Input records.
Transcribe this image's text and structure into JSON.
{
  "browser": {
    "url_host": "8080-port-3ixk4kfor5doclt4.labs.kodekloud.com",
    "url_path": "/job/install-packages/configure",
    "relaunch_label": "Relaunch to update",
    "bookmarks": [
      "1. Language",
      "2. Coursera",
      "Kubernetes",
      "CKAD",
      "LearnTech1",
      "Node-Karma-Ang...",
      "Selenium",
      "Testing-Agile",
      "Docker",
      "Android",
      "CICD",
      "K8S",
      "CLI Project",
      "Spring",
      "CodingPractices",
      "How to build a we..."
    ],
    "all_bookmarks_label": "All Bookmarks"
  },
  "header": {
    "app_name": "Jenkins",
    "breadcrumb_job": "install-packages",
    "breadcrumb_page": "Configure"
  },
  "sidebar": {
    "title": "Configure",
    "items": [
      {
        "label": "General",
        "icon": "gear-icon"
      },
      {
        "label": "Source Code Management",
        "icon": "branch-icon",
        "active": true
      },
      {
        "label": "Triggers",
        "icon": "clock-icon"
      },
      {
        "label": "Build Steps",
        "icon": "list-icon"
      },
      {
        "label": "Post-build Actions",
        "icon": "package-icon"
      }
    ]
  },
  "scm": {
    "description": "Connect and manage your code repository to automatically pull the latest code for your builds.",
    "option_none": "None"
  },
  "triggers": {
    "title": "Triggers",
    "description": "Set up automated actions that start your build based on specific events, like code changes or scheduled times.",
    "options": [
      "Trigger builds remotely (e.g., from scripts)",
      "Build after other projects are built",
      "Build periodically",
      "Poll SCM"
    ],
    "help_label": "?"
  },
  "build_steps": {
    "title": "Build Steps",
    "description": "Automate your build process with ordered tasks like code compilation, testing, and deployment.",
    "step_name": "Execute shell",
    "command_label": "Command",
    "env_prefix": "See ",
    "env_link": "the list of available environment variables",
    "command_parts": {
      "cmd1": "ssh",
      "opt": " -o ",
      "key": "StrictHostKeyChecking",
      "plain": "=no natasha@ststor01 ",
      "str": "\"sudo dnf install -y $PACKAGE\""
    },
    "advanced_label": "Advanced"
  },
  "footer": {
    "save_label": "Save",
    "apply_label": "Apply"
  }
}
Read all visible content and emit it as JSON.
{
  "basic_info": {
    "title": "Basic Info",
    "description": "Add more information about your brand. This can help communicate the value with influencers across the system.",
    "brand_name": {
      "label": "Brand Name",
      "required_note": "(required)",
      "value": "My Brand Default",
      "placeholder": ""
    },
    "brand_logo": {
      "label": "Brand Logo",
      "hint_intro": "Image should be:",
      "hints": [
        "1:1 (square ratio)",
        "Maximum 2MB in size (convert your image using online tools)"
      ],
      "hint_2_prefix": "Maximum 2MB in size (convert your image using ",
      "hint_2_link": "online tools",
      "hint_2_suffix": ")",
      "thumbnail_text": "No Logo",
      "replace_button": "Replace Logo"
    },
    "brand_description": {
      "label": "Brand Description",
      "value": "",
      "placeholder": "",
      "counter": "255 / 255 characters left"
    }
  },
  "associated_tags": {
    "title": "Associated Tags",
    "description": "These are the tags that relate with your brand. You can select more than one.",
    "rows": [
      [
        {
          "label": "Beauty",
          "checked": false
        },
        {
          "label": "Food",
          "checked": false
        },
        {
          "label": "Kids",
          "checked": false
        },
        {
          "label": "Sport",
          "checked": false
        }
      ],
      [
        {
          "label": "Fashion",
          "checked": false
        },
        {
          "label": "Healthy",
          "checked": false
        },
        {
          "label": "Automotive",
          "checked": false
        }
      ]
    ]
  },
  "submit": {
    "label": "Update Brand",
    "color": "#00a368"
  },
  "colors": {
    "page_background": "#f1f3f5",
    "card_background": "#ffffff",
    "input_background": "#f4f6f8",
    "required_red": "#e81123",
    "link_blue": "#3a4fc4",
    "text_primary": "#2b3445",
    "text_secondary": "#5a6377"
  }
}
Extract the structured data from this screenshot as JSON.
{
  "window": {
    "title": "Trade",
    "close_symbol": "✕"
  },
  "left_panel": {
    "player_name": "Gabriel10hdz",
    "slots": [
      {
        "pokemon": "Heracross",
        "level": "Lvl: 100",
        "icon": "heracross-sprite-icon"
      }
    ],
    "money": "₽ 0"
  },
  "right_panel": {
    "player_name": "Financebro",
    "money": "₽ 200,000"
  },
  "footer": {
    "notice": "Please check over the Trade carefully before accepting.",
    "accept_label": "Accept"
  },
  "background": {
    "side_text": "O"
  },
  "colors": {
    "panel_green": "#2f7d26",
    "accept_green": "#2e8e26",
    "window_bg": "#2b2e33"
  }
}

Set task. Locate the word "that" in the data above. Copy every line carrying it.

Answer to this task.
    "description": "Set up automated actions that start your build based on specific events, like code changes or scheduled times.",
    "description": "These are the tags that relate with your brand. You can select more than one.",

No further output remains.